_DIRECTIONS_. Output every entry exactly, from the first line to the last.

─── SUPPLIED MATERIAL

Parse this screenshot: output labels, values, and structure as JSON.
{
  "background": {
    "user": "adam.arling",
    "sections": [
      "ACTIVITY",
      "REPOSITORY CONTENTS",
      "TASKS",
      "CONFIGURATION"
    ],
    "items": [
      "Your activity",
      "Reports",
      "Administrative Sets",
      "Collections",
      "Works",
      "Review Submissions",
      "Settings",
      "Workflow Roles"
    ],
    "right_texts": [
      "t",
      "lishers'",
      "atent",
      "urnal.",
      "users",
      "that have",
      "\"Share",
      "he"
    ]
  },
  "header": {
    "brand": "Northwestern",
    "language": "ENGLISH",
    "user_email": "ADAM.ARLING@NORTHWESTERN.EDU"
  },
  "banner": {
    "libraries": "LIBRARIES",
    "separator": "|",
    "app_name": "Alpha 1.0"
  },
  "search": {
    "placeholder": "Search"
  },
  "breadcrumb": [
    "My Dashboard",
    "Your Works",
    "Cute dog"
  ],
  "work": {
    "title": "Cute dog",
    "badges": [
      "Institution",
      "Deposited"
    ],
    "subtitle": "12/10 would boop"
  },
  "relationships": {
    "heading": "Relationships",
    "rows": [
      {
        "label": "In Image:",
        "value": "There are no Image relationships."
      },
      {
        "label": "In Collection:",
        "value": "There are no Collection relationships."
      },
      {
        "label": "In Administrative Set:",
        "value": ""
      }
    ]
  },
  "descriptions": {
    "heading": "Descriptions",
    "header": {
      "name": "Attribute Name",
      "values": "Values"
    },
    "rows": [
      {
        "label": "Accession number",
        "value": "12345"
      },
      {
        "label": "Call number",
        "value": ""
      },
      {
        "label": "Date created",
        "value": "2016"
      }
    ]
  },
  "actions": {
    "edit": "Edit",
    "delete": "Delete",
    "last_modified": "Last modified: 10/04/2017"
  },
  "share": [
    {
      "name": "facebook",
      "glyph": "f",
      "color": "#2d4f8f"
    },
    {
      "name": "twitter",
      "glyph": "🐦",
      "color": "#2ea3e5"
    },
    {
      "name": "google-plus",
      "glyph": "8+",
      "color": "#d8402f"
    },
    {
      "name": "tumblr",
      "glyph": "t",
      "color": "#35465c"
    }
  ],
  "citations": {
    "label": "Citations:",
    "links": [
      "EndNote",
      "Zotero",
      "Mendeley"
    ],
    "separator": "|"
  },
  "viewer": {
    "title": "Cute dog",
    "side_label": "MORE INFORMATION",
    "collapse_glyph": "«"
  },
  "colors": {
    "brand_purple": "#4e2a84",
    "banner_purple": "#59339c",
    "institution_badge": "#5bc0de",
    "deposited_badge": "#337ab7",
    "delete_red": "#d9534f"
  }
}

──────

_ANSWER TO THE TASK_.
Parse this screenshot: output labels, values, and structure as JSON.
{
  "background": {
    "user": "adam.arling",
    "sections": [
      "ACTIVITY",
      "REPOSITORY CONTENTS",
      "TASKS",
      "CONFIGURATION"
    ],
    "items": [
      "Your activity",
      "Reports",
      "Administrative Sets",
      "Collections",
      "Works",
      "Review Submissions",
      "Settings",
      "Workflow Roles"
    ],
    "right_texts": [
      "t",
      "lishers'",
      "atent",
      "urnal.",
      "users",
      "that have",
      "\"Share",
      "he"
    ]
  },
  "header": {
    "brand": "Northwestern",
    "language": "ENGLISH",
    "user_email": "ADAM.ARLING@NORTHWESTERN.EDU"
  },
  "banner": {
    "libraries": "LIBRARIES",
    "separator": "|",
    "app_name": "Alpha 1.0"
  },
  "search": {
    "placeholder": "Search"
  },
  "breadcrumb": [
    "My Dashboard",
    "Your Works",
    "Cute dog"
  ],
  "work": {
    "title": "Cute dog",
    "badges": [
      "Institution",
      "Deposited"
    ],
    "subtitle": "12/10 would boop"
  },
  "relationships": {
    "heading": "Relationships",
    "rows": [
      {
        "label": "In Image:",
        "value": "There are no Image relationships."
      },
      {
        "label": "In Collection:",
        "value": "There are no Collection relationships."
      },
      {
        "label": "In Administrative Set:",
        "value": ""
      }
    ]
  },
  "descriptions": {
    "heading": "Descriptions",
    "header": {
      "name": "Attribute Name",
      "values": "Values"
    },
    "rows": [
      {
        "label": "Accession number",
        "value": "12345"
      },
      {
        "label": "Call number",
        "value": ""
      },
      {
        "label": "Date created",
        "value": "2016"
      }
    ]
  },
  "actions": {
    "edit": "Edit",
    "delete": "Delete",
    "last_modified": "Last modified: 10/04/2017"
  },
  "share": [
    {
      "name": "facebook",
      "glyph": "f",
      "color": "#2d4f8f"
    },
    {
      "name": "twitter",
      "glyph": "🐦",
      "color": "#2ea3e5"
    },
    {
      "name": "google-plus",
      "glyph": "8+",
      "color": "#d8402f"
    },
    {
      "name": "tumblr",
      "glyph": "t",
      "color": "#35465c"
    }
  ],
  "citations": {
    "label": "Citations:",
    "links": [
      "EndNote",
      "Zotero",
      "Mendeley"
    ],
    "separator": "|"
  },
  "viewer": {
    "title": "Cute dog",
    "side_label": "MORE INFORMATION",
    "collapse_glyph": "«"
  },
  "colors": {
    "brand_purple": "#4e2a84",
    "banner_purple": "#59339c",
    "institution_badge": "#5bc0de",
    "deposited_badge": "#337ab7",
    "delete_red": "#d9534f"
  }
}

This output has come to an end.